## What to do
Omit all images. Transcribe the rest of the material below exactly.
>> start
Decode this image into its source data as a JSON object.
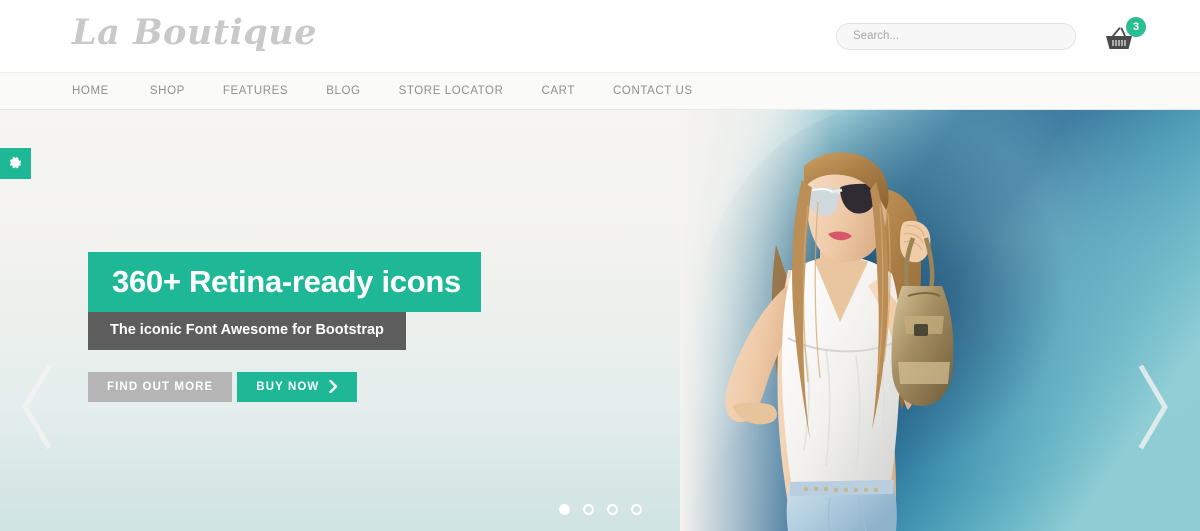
{
  "header": {
    "logo_text": "La Boutique",
    "search": {
      "placeholder": "Search...",
      "value": ""
    },
    "cart": {
      "icon": "shopping-basket-icon",
      "badge_count": "3"
    }
  },
  "nav": {
    "items": [
      {
        "label": "HOME"
      },
      {
        "label": "SHOP"
      },
      {
        "label": "FEATURES"
      },
      {
        "label": "BLOG"
      },
      {
        "label": "STORE LOCATOR"
      },
      {
        "label": "CART"
      },
      {
        "label": "CONTACT US"
      }
    ]
  },
  "hero": {
    "settings_icon": "gear-icon",
    "caption": {
      "title": "360+ Retina-ready icons",
      "subtitle": "The iconic Font Awesome for Bootstrap",
      "buttons": [
        {
          "label": "FIND OUT MORE",
          "style": "secondary",
          "arrow": false
        },
        {
          "label": "BUY NOW",
          "style": "primary",
          "arrow": true
        }
      ]
    },
    "prev_icon": "chevron-left-icon",
    "next_icon": "chevron-right-icon",
    "slides": [
      {
        "active": true
      },
      {
        "active": false
      },
      {
        "active": false
      },
      {
        "active": false
      }
    ],
    "image_alt": "fashion model in sunglasses white tank top and jeans holding a handbag against a teal wall"
  },
  "colors": {
    "accent_green": "#1fb896",
    "badge_green": "#2bbd94",
    "subtitle_gray": "#5d5d5d",
    "button_gray": "#b5b5b5",
    "logo_gray": "#c9c9c9",
    "nav_text": "#8f8f8f",
    "navbar_bg": "#fafaf9"
  }
}
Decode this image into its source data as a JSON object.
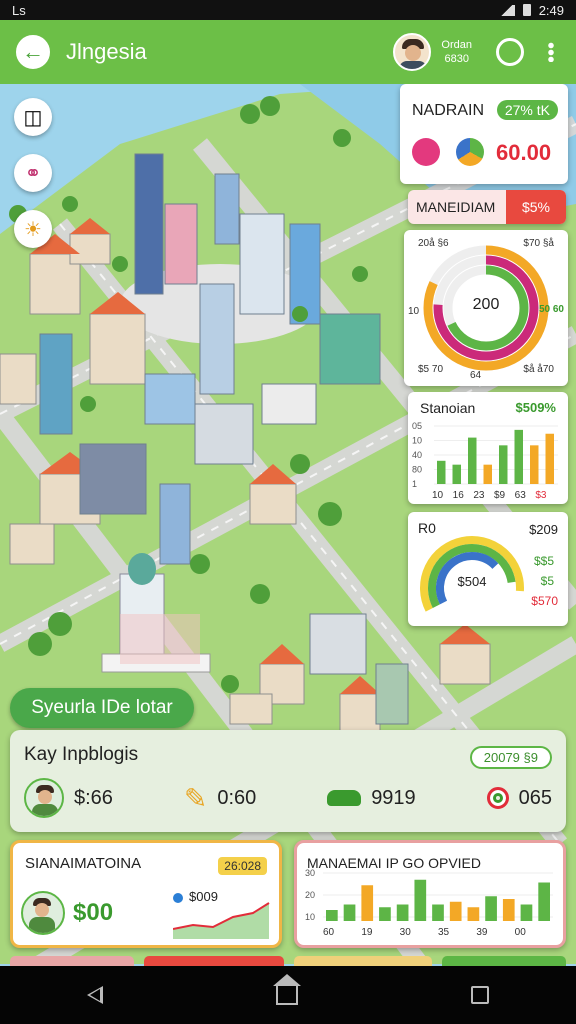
{
  "status_bar": {
    "left": "Ls",
    "time": "2:49"
  },
  "app_bar": {
    "title": "Jlngesia",
    "user_line1": "Ordan",
    "user_line2": "6830"
  },
  "top_panel": {
    "title": "NADRAIN",
    "badge": "27% tK",
    "value": "60.00"
  },
  "alert_panel": {
    "title": "MANEIDIAM",
    "value": "$5%",
    "color": "#e8493f"
  },
  "donut_panel": {
    "center": "200",
    "tl": "20å §6",
    "tr": "$70 §å",
    "left": "10",
    "right": "50 60",
    "bl": "$5 70",
    "bm": "64",
    "br": "$å å70",
    "rings": [
      {
        "pct": 0.82,
        "color": "#f3a826"
      },
      {
        "pct": 0.76,
        "color": "#cb2a7a"
      },
      {
        "pct": 0.68,
        "color": "#5db546"
      }
    ]
  },
  "bar_panel": {
    "title": "Stanoian",
    "badge": "$509%",
    "y_ticks": [
      "05",
      "10",
      "40",
      "80",
      "1"
    ],
    "x_labels": [
      "10",
      "16",
      "23",
      "$9",
      "63",
      "$3"
    ],
    "values": [
      12,
      10,
      24,
      10,
      20,
      28,
      20,
      26
    ],
    "colors": [
      "#5db546",
      "#5db546",
      "#5db546",
      "#f3a826",
      "#5db546",
      "#5db546",
      "#f3a826",
      "#f3a826"
    ]
  },
  "gauge_panel": {
    "title": "R0",
    "amount": "$209",
    "center": "$504",
    "row2": "$$5",
    "row3": "$5",
    "row4": "$570"
  },
  "section_label": "Syeurla IDe lotar",
  "key_panel": {
    "title": "Kay Inpblogis",
    "badge": "20079 §9",
    "items": [
      {
        "icon": "avatar",
        "value": "$:66"
      },
      {
        "icon": "pencil",
        "value": "0:60"
      },
      {
        "icon": "car",
        "value": "9919"
      },
      {
        "icon": "target",
        "value": "065"
      }
    ]
  },
  "card_left": {
    "title": "SIANAIMATOINA",
    "badge": "26:028",
    "value": "$00",
    "sub": "$009"
  },
  "card_right": {
    "title": "MANAEMAI IP GO OPVIED",
    "y_ticks": [
      "30",
      "20",
      "10"
    ],
    "x_labels": [
      "60",
      "19",
      "30",
      "35",
      "39",
      "00"
    ],
    "values": [
      8,
      12,
      26,
      10,
      12,
      30,
      12,
      14,
      10,
      18,
      16,
      12,
      28
    ],
    "colors": [
      "#5db546",
      "#5db546",
      "#f3a826",
      "#5db546",
      "#5db546",
      "#5db546",
      "#5db546",
      "#f3a826",
      "#f3a826",
      "#5db546",
      "#f3a826",
      "#5db546",
      "#5db546"
    ]
  }
}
>> end
## Answer to the problem
Decode this image into its source data as a JSON object.
{
  "header": {
    "logo_text": "La Boutique",
    "search": {
      "placeholder": "Search...",
      "value": ""
    },
    "cart": {
      "icon": "shopping-basket-icon",
      "badge_count": "3"
    }
  },
  "nav": {
    "items": [
      {
        "label": "HOME"
      },
      {
        "label": "SHOP"
      },
      {
        "label": "FEATURES"
      },
      {
        "label": "BLOG"
      },
      {
        "label": "STORE LOCATOR"
      },
      {
        "label": "CART"
      },
      {
        "label": "CONTACT US"
      }
    ]
  },
  "hero": {
    "settings_icon": "gear-icon",
    "caption": {
      "title": "360+ Retina-ready icons",
      "subtitle": "The iconic Font Awesome for Bootstrap",
      "buttons": [
        {
          "label": "FIND OUT MORE",
          "style": "secondary",
          "arrow": false
        },
        {
          "label": "BUY NOW",
          "style": "primary",
          "arrow": true
        }
      ]
    },
    "prev_icon": "chevron-left-icon",
    "next_icon": "chevron-right-icon",
    "slides": [
      {
        "active": true
      },
      {
        "active": false
      },
      {
        "active": false
      },
      {
        "active": false
      }
    ],
    "image_alt": "fashion model in sunglasses white tank top and jeans holding a handbag against a teal wall"
  },
  "colors": {
    "accent_green": "#1fb896",
    "badge_green": "#2bbd94",
    "subtitle_gray": "#5d5d5d",
    "button_gray": "#b5b5b5",
    "logo_gray": "#c9c9c9",
    "nav_text": "#8f8f8f",
    "navbar_bg": "#fafaf9"
  }
}
Decode this image into its source data as a JSON object.
{
  "status_bar": {
    "left": "Ls",
    "time": "2:49"
  },
  "app_bar": {
    "title": "Jlngesia",
    "user_line1": "Ordan",
    "user_line2": "6830"
  },
  "top_panel": {
    "title": "NADRAIN",
    "badge": "27% tK",
    "value": "60.00"
  },
  "alert_panel": {
    "title": "MANEIDIAM",
    "value": "$5%",
    "color": "#e8493f"
  },
  "donut_panel": {
    "center": "200",
    "tl": "20å §6",
    "tr": "$70 §å",
    "left": "10",
    "right": "50 60",
    "bl": "$5 70",
    "bm": "64",
    "br": "$å å70",
    "rings": [
      {
        "pct": 0.82,
        "color": "#f3a826"
      },
      {
        "pct": 0.76,
        "color": "#cb2a7a"
      },
      {
        "pct": 0.68,
        "color": "#5db546"
      }
    ]
  },
  "bar_panel": {
    "title": "Stanoian",
    "badge": "$509%",
    "y_ticks": [
      "05",
      "10",
      "40",
      "80",
      "1"
    ],
    "x_labels": [
      "10",
      "16",
      "23",
      "$9",
      "63",
      "$3"
    ],
    "values": [
      12,
      10,
      24,
      10,
      20,
      28,
      20,
      26
    ],
    "colors": [
      "#5db546",
      "#5db546",
      "#5db546",
      "#f3a826",
      "#5db546",
      "#5db546",
      "#f3a826",
      "#f3a826"
    ]
  },
  "gauge_panel": {
    "title": "R0",
    "amount": "$209",
    "center": "$504",
    "row2": "$$5",
    "row3": "$5",
    "row4": "$570"
  },
  "section_label": "Syeurla IDe lotar",
  "key_panel": {
    "title": "Kay Inpblogis",
    "badge": "20079 §9",
    "items": [
      {
        "icon": "avatar",
        "value": "$:66"
      },
      {
        "icon": "pencil",
        "value": "0:60"
      },
      {
        "icon": "car",
        "value": "9919"
      },
      {
        "icon": "target",
        "value": "065"
      }
    ]
  },
  "card_left": {
    "title": "SIANAIMATOINA",
    "badge": "26:028",
    "value": "$00",
    "sub": "$009"
  },
  "card_right": {
    "title": "MANAEMAI IP GO OPVIED",
    "y_ticks": [
      "30",
      "20",
      "10"
    ],
    "x_labels": [
      "60",
      "19",
      "30",
      "35",
      "39",
      "00"
    ],
    "values": [
      8,
      12,
      26,
      10,
      12,
      30,
      12,
      14,
      10,
      18,
      16,
      12,
      28
    ],
    "colors": [
      "#5db546",
      "#5db546",
      "#f3a826",
      "#5db546",
      "#5db546",
      "#5db546",
      "#5db546",
      "#f3a826",
      "#f3a826",
      "#5db546",
      "#f3a826",
      "#5db546",
      "#5db546"
    ]
  }
}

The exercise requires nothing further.